→ **Testo estratto**
┌──
Allora cos’erano, queste minacce nucleari? Parlarne ci aiuta a capire la natura del regime russo. Di risposte ce ne sono molte. Minacce per incrinare la tenuta dell’Unione Europea sulle sanzioni al gas russo, all’apertura dell’inverno, e sull’invio di armi all’Ucraina, facendo pressione sull’opinione pubblica: è una spiegazione logica. Non hanno funzionato. L’inverno è arrivato, nulla è cambiato. Minacce elettorali che influenzino l’opinione pubblica nelle arene politiche europee: Mosca è destinata a pagare amaramente – lo sta già facendo – il loro allineamento sulla posizione americana, ma fino a poco tempo fa Putin contava molti amici nei governi europei. E al Cremlino, da sempre, sono consci della propria proiezione internazionale e sanno che il mondo non finisce alla tangenziale di Mosca.
D’altronde, la ritirata da Kherson è iniziata appena chiuse le urne americane per le elezioni di Midterm. Una coincidenza temporale che non può passare inosservata. L’Ucraina è stato tema di campagna negli USA, con i trumpiani che promettevano di chiudere rapidamente il conflitto e mollare l’Ucraina, una volta azzoppato Joe Biden. In effetti, ritirarsi da Kherson prima del voto non avrebbe aiutato l’argomento trumpiano “è inutile insistere in Ucraina perché la Russia è troppo forte”. Oppure “stiamo sprecando i nostri soldi”.
I risultati del sostegno americano sono enormi, ed è un successo di Biden. Con Donald Trump alla Casa Bianca non sarebbe mai successo (né naturalmente gli Stati d’Europa si sarebbero unita su una singola, problematica posizione tanto a lungo): Putin ha cercato di aiutare il suo amico a tornare in pista per la rielezione rinviando il più possibile la ritirata. La ritirata è stata tenuta ferma finora per ordine espresso di Putin, i suoi generali lo imploravano da mesi. Poi il solito gerarca è andato a prendersi le colpe in tv: colpa mia la ritirata, Putin non ne sapeva nulla: i boss non si ritirano. Rappresaglie nucleari per la perdita di un capoluogo che era stato dichiarato pochi giorni prima “Russia per sempre”? No, a novembre no. Forse perché sugli americani quelle minacce potevano non avere lo stesso effetto.
Leggi anche: Ucraina: il fronte interno di Biden
Ma c’è anche un altro fattore che spiegherebbe l’impennata di minacce atomiche in coincidenza della controffensiva di settembre e di altri momenti chiave, e poi basta. Specificando per cominciare che non si è mai visto l’utilizzo di un’arma di distruzione di massa minacciato, minacciato e ancora minacciato. Rende chiaro che il punto non è il fatto in sé, ma la paura che accada. E’ quella che fa effetto – ma non per sempre.
└──
→ **Istruzioni**
A) Nel testo sulle minacce nucleari russe, in quale momento è iniziata la ritirata da Kherson?
B) Prosegui il testo sulle minacce nucleari russe a partire dall'ultima frase riportata.
Le voci provengono da una fonte diversa dal testo.

→ **Voci elencate**
┌──
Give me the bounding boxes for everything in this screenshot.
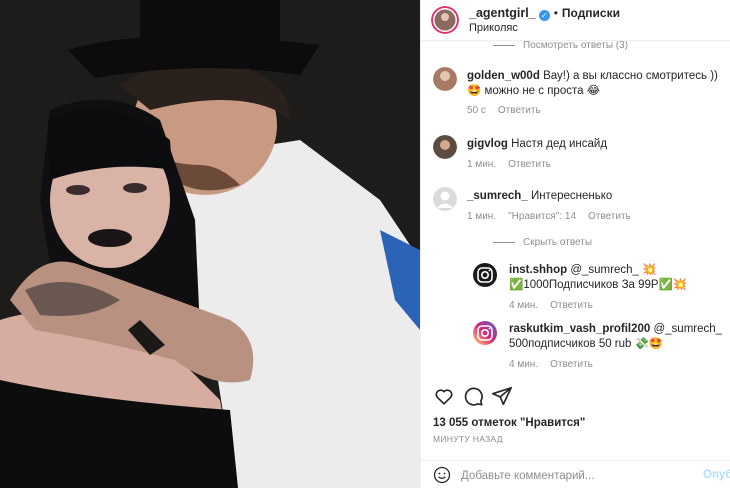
reply-button[interactable]: Ответить xyxy=(508,159,551,170)
comment-icon[interactable] xyxy=(462,385,484,407)
comment-username[interactable]: _sumrech_ xyxy=(467,190,528,202)
post-location[interactable]: Приколяс xyxy=(469,21,620,36)
post-panel: _agentgirl_ ✓ • Подписки Приколяс Посмотрет… xyxy=(420,0,730,488)
comment-text: inst.shhop @_sumrech_ 💥✅1000Подписчиков … xyxy=(509,263,730,293)
comment-meta: 4 мин. Ответить xyxy=(509,359,605,370)
post-header: _agentgirl_ ✓ • Подписки Приколяс xyxy=(421,0,730,40)
comment-likes[interactable]: "Нравится": 14 xyxy=(508,211,576,222)
reply-button[interactable]: Ответить xyxy=(550,359,593,370)
comment-meta: 1 мин. "Нравится": 14 Ответить xyxy=(467,211,643,222)
reply-button[interactable]: Ответить xyxy=(588,211,631,222)
comment-username[interactable]: inst.shhop xyxy=(509,264,567,276)
comment-body: Интересненько xyxy=(530,190,613,202)
comment-meta: 1 мин. Ответить xyxy=(467,159,563,170)
comments-list[interactable]: Посмотреть ответы (3) golden_w00d Вау!) … xyxy=(421,40,730,380)
comment-time: 1 мин. xyxy=(467,211,497,222)
reply-button[interactable]: Ответить xyxy=(498,105,541,116)
couple-photo xyxy=(0,0,420,488)
instagram-post: _agentgirl_ ✓ • Подписки Приколяс Посмотрет… xyxy=(0,0,730,488)
post-timestamp: МИНУТУ НАЗАД xyxy=(433,434,503,444)
comment-text: raskutkim_vash_profil200 @_sumrech_ 500п… xyxy=(509,322,730,352)
avatar[interactable] xyxy=(433,67,457,91)
verified-badge-icon: ✓ xyxy=(538,9,550,21)
author-username[interactable]: _agentgirl_ xyxy=(469,6,536,20)
comment-input[interactable] xyxy=(461,467,691,485)
comment-text: golden_w00d Вау!) а вы классно смотритес… xyxy=(467,69,730,99)
reply-button[interactable]: Ответить xyxy=(550,300,593,311)
post-actions xyxy=(421,380,730,410)
view-replies-button[interactable]: Посмотреть ответы (3) xyxy=(493,41,628,51)
comment-username[interactable]: gigvlog xyxy=(467,138,508,150)
comment-text: _sumrech_ Интересненько xyxy=(467,189,612,204)
comment-time: 4 мин. xyxy=(509,300,539,311)
avatar[interactable] xyxy=(473,263,497,287)
avatar[interactable] xyxy=(433,135,457,159)
comment-meta: 4 мин. Ответить xyxy=(509,300,605,311)
likes-count[interactable]: 13 055 отметок "Нравится" xyxy=(433,417,585,429)
comment-username[interactable]: golden_w00d xyxy=(467,70,540,82)
add-comment-bar: Опубликовать xyxy=(421,460,730,488)
author-avatar[interactable] xyxy=(431,6,459,34)
heart-icon[interactable] xyxy=(433,385,455,407)
post-photo[interactable] xyxy=(0,0,420,488)
emoji-icon[interactable] xyxy=(433,466,451,484)
avatar[interactable] xyxy=(433,187,457,211)
comment-meta: 50 с Ответить xyxy=(467,105,553,116)
comment-username[interactable]: raskutkim_vash_profil200 xyxy=(509,323,650,335)
comment-text: gigvlog Настя дед инсайд xyxy=(467,137,607,152)
hide-replies-button[interactable]: Скрыть ответы xyxy=(493,237,592,248)
share-icon[interactable] xyxy=(491,385,513,407)
comment-body: Настя дед инсайд xyxy=(511,138,608,150)
separator-dot: • xyxy=(553,5,558,20)
avatar[interactable] xyxy=(473,321,497,345)
publish-button[interactable]: Опубликовать xyxy=(703,469,730,481)
comment-time: 4 мин. xyxy=(509,359,539,370)
comment-time: 1 мин. xyxy=(467,159,497,170)
follow-button[interactable]: Подписки xyxy=(562,6,620,20)
comment-time: 50 с xyxy=(467,105,486,116)
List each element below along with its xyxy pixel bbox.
└──
→ **Soluzioni**
A) Appena chiuse le urne americane per le elezioni di Midterm.

B)
Insomma, l’avanzata degli ucraini deve aver davvero spaventato un regime ormai paranoico e isolato come quello del Cremlino, in cui il capo è rimasto circondato soltanto da persone pronte a dargli ragione. Che infatti ha reagito con l’ordine folle della mobilitazione immediata di 300mila soldati, probabilmente temendo il crollo completo del fronte. Folle perché i soldati sono stati mandati a combattere senza addestramento, senza sapere dove e come, all’unico scopo di frapporre i loro corpi alla disfatta militare. Come spiegarlo? Per esempio, rileggendo le cronache dei deliri dei dittatori alle prese appunto con gravi sconfitte militari; circondati da stati maggiori incapaci o del tutto proni al loro volere. Hitler e Mussolini: mentre le loro armate venivano disfatte, i loro paesi smembrati, i loro concittadini uccisi a milioni, i due dittatori vaneggiavano di armi segrete, di ritirate strategiche, di arretramenti tattici, di nuove riserve di uomini e mezzi da impiegare… E lo facevano sui propri diari, o parlando con gli amici, non semplicemente per mentire ai loro sudditi: lo facevano per convincere e rassicurare per primi sé stessi. L’impennata paranoica di minacce nucleari da parte della Russia, dunque, potrebbe essere stata prodotta dalla reazione psicologica di panico di un regime che per la prima volta era stato costretto a guardare nel profondo della sua estrema fragilità, e vi aveva scorto l’abisso della sua fine.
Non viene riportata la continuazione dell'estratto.